THE TASK> Return only the number of lines in the entries below that hold the word "background".

RECORDS TO PROCESS>
# # # # #
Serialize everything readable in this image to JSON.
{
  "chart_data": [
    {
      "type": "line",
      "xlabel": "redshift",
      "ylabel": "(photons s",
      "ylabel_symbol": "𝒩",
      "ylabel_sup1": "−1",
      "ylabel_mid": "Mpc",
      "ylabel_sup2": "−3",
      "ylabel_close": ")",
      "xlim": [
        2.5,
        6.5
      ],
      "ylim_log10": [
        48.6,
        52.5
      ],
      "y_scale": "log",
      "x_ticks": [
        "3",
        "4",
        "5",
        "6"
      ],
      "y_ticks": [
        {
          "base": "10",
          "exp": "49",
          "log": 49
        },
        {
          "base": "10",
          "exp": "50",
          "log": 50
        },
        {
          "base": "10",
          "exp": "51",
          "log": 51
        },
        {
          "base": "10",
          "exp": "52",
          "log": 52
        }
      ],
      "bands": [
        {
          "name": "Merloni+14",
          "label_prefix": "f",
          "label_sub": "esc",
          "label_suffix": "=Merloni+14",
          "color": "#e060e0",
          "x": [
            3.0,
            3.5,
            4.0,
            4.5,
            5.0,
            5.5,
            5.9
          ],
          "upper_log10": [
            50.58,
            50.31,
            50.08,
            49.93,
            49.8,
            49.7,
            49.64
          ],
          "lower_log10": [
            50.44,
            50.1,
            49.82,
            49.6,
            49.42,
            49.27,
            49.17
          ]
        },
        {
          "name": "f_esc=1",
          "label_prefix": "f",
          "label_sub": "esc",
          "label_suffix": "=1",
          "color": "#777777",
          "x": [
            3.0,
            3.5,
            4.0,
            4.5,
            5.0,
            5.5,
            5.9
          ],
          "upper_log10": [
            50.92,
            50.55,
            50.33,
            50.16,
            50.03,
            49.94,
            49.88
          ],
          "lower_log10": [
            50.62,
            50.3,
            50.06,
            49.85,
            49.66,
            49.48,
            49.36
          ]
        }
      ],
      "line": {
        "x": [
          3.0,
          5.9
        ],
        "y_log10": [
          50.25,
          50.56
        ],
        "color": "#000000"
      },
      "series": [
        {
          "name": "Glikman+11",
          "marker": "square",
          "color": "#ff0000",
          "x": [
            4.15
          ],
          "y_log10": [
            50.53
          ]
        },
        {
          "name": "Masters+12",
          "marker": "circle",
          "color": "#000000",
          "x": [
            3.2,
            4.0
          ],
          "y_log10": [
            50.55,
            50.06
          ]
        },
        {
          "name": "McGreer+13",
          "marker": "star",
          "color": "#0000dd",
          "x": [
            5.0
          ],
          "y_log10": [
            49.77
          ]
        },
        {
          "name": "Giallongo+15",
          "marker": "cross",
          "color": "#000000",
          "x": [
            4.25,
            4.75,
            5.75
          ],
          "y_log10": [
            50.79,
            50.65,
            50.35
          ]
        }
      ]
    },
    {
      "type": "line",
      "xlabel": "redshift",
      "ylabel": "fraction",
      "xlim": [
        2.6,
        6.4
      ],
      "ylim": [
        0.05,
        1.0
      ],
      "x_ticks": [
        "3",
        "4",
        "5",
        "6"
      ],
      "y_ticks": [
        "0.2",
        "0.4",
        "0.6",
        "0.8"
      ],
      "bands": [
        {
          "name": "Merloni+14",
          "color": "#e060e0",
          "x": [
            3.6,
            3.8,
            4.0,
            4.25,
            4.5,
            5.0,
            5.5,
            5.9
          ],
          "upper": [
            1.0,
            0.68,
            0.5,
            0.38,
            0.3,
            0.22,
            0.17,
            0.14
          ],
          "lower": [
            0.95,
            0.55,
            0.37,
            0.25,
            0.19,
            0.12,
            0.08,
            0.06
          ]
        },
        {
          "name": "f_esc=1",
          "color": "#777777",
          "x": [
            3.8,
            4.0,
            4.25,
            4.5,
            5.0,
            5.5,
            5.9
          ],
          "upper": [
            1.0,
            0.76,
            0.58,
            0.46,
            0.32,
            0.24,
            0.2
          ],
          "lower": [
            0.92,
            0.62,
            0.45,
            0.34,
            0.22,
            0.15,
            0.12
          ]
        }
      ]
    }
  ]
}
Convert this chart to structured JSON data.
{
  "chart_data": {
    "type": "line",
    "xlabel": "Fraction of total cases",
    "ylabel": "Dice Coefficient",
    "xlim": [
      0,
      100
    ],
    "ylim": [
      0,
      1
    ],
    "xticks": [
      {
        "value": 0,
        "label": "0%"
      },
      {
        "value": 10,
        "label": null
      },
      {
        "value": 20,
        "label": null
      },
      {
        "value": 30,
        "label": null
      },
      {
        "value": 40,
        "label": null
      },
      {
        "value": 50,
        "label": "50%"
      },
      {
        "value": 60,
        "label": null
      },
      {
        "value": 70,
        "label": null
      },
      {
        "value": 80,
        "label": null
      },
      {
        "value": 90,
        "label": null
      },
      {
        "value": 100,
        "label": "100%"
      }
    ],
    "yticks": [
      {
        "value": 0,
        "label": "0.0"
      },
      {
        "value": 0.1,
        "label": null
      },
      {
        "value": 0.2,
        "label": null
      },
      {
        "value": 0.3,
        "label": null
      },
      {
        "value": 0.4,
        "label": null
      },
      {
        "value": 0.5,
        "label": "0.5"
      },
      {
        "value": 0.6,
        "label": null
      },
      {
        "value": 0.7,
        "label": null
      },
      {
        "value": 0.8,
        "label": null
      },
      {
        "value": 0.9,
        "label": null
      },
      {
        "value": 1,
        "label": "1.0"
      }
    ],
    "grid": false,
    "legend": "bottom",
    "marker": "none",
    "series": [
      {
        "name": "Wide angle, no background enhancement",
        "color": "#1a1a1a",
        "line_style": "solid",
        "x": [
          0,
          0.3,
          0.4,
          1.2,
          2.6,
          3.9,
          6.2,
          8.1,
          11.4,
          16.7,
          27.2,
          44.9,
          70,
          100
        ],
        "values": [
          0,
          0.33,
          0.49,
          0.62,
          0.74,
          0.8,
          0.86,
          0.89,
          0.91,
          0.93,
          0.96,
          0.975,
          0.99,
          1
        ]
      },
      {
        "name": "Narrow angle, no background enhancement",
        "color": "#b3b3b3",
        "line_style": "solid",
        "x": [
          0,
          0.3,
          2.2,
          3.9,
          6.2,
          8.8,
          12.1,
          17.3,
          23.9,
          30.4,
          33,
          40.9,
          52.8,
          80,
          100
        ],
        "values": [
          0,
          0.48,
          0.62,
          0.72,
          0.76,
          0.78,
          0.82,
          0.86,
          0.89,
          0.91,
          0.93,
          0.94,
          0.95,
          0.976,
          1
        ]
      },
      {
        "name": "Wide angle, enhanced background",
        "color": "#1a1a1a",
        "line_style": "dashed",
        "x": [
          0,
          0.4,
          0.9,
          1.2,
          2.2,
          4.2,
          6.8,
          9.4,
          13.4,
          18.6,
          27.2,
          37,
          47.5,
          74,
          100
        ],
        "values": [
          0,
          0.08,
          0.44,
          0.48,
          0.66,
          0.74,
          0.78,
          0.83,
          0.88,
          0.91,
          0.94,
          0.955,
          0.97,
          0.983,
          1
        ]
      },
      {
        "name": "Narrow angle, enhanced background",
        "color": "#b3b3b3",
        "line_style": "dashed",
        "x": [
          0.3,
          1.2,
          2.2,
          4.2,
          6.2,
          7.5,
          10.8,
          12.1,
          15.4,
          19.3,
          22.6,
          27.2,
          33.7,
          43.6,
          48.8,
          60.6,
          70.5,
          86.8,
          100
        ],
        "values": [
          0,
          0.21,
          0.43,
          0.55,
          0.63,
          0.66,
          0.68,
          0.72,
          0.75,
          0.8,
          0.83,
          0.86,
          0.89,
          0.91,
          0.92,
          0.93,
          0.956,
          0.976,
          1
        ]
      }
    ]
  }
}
# # # # #
THE ANSWER> 4